**PROBLEM DETAILS**
Where a line contains the word "from", copy that line in full.

**RAW RECORDS**
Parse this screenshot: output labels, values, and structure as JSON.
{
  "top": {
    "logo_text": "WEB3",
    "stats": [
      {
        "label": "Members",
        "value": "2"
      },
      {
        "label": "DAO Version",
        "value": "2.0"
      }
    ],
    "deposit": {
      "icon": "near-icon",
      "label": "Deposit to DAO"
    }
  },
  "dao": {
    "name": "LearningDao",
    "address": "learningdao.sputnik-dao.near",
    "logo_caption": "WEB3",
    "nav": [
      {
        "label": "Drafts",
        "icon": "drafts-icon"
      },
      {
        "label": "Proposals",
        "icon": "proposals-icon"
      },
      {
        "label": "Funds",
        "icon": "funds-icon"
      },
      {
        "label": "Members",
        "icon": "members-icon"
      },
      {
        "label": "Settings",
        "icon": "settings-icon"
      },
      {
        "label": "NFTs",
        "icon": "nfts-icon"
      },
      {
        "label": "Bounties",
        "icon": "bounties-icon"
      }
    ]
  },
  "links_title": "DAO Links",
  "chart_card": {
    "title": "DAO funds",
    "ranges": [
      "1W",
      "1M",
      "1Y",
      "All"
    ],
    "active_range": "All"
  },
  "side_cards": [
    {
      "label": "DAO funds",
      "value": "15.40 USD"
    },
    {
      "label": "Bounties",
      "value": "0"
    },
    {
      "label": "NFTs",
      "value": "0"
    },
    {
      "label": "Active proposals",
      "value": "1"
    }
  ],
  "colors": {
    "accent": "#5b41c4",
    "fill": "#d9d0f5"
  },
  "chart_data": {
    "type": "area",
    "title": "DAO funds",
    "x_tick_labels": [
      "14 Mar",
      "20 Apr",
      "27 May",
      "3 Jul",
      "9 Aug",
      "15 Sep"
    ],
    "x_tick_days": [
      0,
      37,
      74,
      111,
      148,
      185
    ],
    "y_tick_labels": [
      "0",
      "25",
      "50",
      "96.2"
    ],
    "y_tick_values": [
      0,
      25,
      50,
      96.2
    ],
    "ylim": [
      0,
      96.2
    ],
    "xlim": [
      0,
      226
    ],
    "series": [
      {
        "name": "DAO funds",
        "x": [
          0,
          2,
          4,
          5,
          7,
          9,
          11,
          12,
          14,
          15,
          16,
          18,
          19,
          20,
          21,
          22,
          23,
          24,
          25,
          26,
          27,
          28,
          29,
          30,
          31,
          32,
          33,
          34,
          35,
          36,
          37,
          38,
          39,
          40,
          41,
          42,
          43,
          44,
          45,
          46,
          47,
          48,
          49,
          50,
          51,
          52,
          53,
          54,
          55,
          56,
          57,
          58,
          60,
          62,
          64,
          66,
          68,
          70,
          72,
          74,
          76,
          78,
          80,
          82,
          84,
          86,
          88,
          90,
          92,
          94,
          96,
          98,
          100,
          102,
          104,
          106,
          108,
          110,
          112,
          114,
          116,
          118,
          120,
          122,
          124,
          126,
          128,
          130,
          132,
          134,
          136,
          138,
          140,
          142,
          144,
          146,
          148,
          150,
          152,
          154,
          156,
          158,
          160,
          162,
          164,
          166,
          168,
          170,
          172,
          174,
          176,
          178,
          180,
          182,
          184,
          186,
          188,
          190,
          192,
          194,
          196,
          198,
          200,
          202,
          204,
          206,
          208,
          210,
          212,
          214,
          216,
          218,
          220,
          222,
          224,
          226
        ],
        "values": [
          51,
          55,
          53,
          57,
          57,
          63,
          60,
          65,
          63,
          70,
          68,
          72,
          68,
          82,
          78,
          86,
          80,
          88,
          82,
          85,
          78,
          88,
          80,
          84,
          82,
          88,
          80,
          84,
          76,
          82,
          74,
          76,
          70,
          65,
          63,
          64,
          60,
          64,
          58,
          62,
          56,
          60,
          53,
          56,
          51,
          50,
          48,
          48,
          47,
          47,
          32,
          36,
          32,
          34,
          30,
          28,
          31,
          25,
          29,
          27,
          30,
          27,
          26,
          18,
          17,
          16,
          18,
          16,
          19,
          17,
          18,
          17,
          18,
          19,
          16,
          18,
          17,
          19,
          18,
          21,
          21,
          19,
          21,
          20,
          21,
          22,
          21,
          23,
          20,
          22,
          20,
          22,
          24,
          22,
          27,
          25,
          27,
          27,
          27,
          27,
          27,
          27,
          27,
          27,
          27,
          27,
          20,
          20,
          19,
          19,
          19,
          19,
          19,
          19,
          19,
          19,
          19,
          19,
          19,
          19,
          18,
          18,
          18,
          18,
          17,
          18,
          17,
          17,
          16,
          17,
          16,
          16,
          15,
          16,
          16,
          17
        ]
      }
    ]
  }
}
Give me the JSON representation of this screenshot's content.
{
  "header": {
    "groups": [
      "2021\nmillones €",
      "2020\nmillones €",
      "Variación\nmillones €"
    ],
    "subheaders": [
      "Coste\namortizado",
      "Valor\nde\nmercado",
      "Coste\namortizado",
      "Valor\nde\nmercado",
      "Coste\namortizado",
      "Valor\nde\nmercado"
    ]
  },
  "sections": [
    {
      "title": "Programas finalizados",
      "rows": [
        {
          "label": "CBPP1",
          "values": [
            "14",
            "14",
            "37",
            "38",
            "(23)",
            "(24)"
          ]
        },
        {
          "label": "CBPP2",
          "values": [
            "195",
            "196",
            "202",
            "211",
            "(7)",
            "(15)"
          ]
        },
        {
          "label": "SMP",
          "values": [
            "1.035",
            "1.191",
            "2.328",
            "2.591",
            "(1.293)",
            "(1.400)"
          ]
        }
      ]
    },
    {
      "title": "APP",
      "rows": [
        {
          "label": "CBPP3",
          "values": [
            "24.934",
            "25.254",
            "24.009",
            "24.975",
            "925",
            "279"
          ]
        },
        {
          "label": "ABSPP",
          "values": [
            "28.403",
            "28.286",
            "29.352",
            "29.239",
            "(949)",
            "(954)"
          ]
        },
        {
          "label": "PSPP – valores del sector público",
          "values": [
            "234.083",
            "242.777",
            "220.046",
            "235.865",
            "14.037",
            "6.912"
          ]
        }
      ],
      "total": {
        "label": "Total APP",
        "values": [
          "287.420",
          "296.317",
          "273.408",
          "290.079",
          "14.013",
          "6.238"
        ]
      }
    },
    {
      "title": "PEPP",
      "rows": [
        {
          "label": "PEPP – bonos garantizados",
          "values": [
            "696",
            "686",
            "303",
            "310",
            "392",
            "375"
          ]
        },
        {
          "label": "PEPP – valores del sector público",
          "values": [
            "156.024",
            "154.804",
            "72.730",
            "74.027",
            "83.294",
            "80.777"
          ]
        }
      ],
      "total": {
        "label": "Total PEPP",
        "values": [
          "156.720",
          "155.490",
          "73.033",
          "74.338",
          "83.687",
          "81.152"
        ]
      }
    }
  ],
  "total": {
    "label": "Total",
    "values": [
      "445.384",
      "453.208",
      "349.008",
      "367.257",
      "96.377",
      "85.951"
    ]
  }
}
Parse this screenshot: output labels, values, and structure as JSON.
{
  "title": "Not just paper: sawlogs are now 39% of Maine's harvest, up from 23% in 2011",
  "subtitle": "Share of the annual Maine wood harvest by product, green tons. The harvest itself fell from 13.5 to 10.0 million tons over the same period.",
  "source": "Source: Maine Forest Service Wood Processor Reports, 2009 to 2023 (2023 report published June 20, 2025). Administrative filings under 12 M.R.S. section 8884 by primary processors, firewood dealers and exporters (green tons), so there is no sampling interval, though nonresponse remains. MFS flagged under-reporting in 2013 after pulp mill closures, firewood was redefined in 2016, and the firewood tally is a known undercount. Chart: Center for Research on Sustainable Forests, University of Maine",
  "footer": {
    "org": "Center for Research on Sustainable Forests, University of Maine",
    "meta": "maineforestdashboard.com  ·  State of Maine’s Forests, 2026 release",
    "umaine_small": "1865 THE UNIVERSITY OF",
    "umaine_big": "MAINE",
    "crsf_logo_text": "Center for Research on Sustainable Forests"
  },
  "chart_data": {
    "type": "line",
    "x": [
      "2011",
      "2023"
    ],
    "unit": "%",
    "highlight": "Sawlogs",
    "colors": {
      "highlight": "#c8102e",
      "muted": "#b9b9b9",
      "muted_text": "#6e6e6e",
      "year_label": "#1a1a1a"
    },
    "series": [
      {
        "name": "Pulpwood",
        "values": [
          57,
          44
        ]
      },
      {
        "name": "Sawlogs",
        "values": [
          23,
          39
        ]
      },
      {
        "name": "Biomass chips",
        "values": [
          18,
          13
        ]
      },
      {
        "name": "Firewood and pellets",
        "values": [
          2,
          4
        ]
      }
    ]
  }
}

**TASK RESPONSE**
  "title": "Not just paper: sawlogs are now 39% of Maine's harvest, up from 23% in 2011",
  "subtitle": "Share of the annual Maine wood harvest by product, green tons. The harvest itself fell from 13.5 to 10.0 million tons over the same period.",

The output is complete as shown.